## Goal of the exercise
Decide whether each statement below agrees with the excerpt about the margarine disk service. For each one, answer yes or no and quote the deciding words from the excerpt. 1. Margarine is written in Rust. 2. Margarine copies data into memory in 16MiB blocks. 3. The team found a managed NFS service that could scale to the size and performance they needed.

## Source excerpt
((
Deciding to move to a network file system was only half the battle. We considered whether migrating everything to a managed NFS service could serve this need, but nothing we could find would be able to scale to the size and performance we needed. We would have to build something bespoke. Because NFS is a filesystem, it is a complex protocol. Permissions, metadata, directory structure, ensuring consistency, and every other filesystem concern has to be handled at the protocol layer. Implementing our own NFS server that could store files to permanent storage (we're using Google Cloud Storage or GCS for that) could be very error prone, and once we built it we would need to write to a GCS file every time anyone touched a file in a repl, which would be cost prohibitive and high latency. Between the amount of effort that building a safe NFS service would take, and the risk that making such a service fast enough for the experience in a repl to feel local, we decided we needed to think simpler.

The biggest challenge in a network filesystem is ensuring consistency across many clients. Since Repls are only running in one place at a time, that isn't an issue for us. If you remove the multi-writer requirement from a network file system, then it's really no different from a local filesystem. With that in mind we considered leaving the filesystem on the machine running the Repl, and instead moving the disk itself to another machine.

There are many protocols to serve a block device, something that the kernel sees as a raw disk, over the network: iSCSI, AoE, various flavors of fiber channel, NBD. All of them allow a remote machine to provide a disk that can be accessed just like any other disk attached to the machine. That would enable us to continue using btrfs as the filesystem for a repl, and not pay any of the performance overhead of moving the entire filesystem to the network, while still allowing us to store the bytes of a repl off the machine. And it simplifies the persistence problem from storing thousands of separate files with their own metadata and permissions to storing a big chunk of bytes.

While there are many existing servers for serving disks over the network, most are tailored to the needs of SANs, where exports are configured statically and disks are served to a fixed number of long-lived clients. In order to store to GCS, we needed to build something ourselves. That service we called margarine[1], and since it needed to be blazing fast, we wrote it in Rust.

How does it work

When you boot up a Repl, the machine running it sends a connection request to one of our margarine servers, chosen with our own loadbalancer. The server validates the request and establishes an NBD session with the Repl. That is all that needs to happen before you boot your Repl, meaning Repls can boot instantly now, regardless of how big they are.

Of course your Repl is probably going to need to access some files once it boots up. It will try to read things from btrfs, which will start sending requests to read sectors of the NBD disk to the margarine server. Margarine slices up the entire virtual size of the disk into 16MiB blocks and determines which block the requested sectors fall into, downloading that entire block from GCS and writing it to a local scratch disk. The resulting 16MiB from GCS is then sliced up again into 512KiB blocks and copied into memory. Any requests can then be served directly from memory. By transferring 16MiB back and forth from GCS all at once we can take advantage of the fact that file systems try to group relevant data on disk, this allows us to minimize the amount of time we spend page faulting to a high layer of the cache and keep things moving quickly. Many of our templates are small enough to only require downloading one or two files from GCS in order to populate their entire filesystems.
))
## Listed records
((
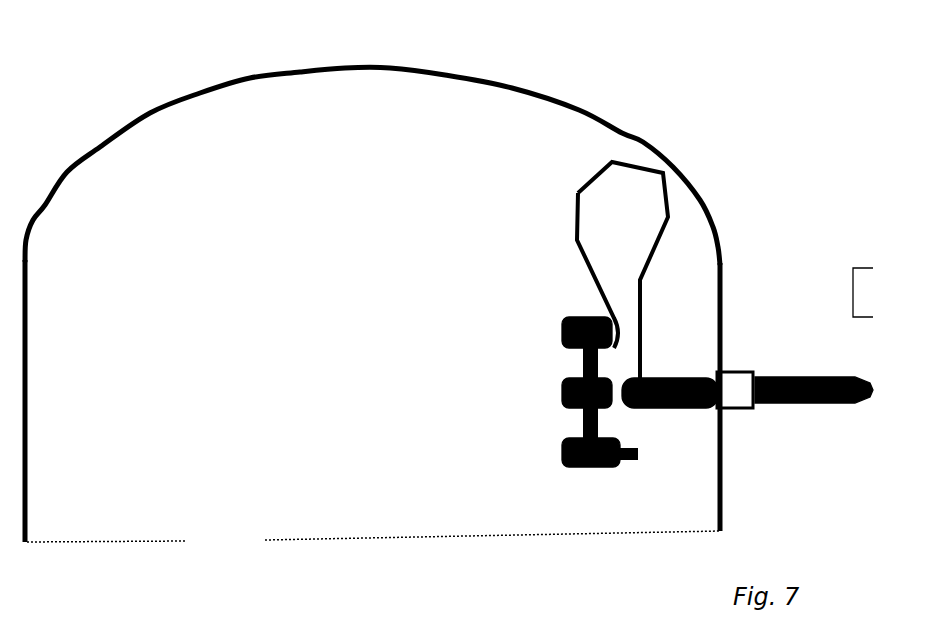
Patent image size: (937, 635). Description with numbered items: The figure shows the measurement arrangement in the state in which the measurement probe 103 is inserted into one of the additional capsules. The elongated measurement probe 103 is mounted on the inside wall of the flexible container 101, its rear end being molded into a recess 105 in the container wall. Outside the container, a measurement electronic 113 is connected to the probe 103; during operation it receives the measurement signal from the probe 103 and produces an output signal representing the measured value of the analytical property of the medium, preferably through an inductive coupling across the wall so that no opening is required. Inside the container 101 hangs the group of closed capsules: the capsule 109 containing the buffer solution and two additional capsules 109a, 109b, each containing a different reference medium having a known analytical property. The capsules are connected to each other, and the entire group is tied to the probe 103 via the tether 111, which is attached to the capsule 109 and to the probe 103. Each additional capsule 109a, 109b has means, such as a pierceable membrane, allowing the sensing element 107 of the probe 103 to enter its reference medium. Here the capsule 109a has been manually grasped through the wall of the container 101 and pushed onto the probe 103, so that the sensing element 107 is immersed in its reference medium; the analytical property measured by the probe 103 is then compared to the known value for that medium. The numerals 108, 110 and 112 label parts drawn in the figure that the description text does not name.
))
((
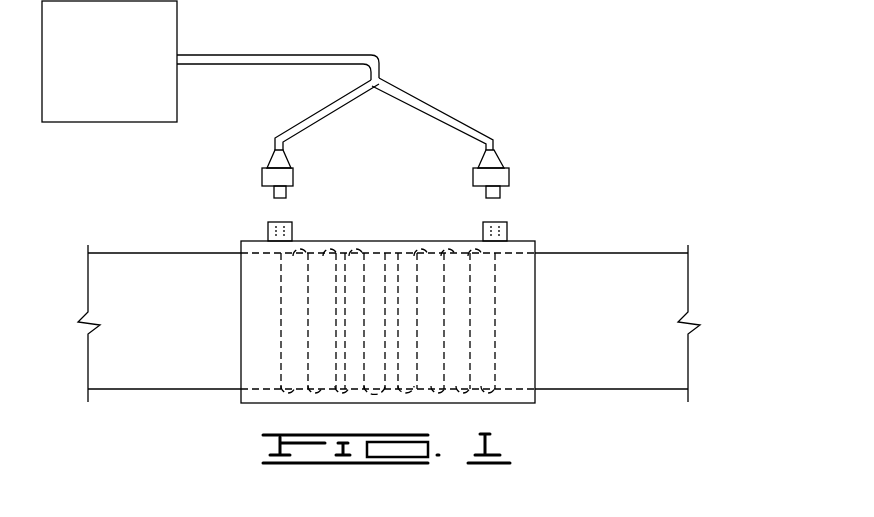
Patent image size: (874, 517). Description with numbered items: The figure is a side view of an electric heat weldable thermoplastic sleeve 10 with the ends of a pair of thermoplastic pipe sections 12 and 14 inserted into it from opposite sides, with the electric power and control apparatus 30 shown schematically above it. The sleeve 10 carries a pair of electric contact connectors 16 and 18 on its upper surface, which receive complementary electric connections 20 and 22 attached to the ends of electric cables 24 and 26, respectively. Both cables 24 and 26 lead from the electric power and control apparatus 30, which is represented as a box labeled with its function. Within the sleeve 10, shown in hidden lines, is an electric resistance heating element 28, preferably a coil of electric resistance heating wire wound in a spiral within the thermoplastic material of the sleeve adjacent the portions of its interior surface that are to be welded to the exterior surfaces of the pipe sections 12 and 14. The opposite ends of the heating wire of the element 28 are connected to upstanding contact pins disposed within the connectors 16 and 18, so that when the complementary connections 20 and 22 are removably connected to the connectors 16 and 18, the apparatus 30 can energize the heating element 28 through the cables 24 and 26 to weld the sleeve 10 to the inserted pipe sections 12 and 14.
))
## Completed exercise
1. Yes: "since it needed to be blazing fast, we wrote it in Rust."
2. No: "The resulting 16MiB from GCS is then sliced up again into 512KiB blocks and copied into memory."
3. No: "nothing we could find would be able to scale to the size and performance we needed."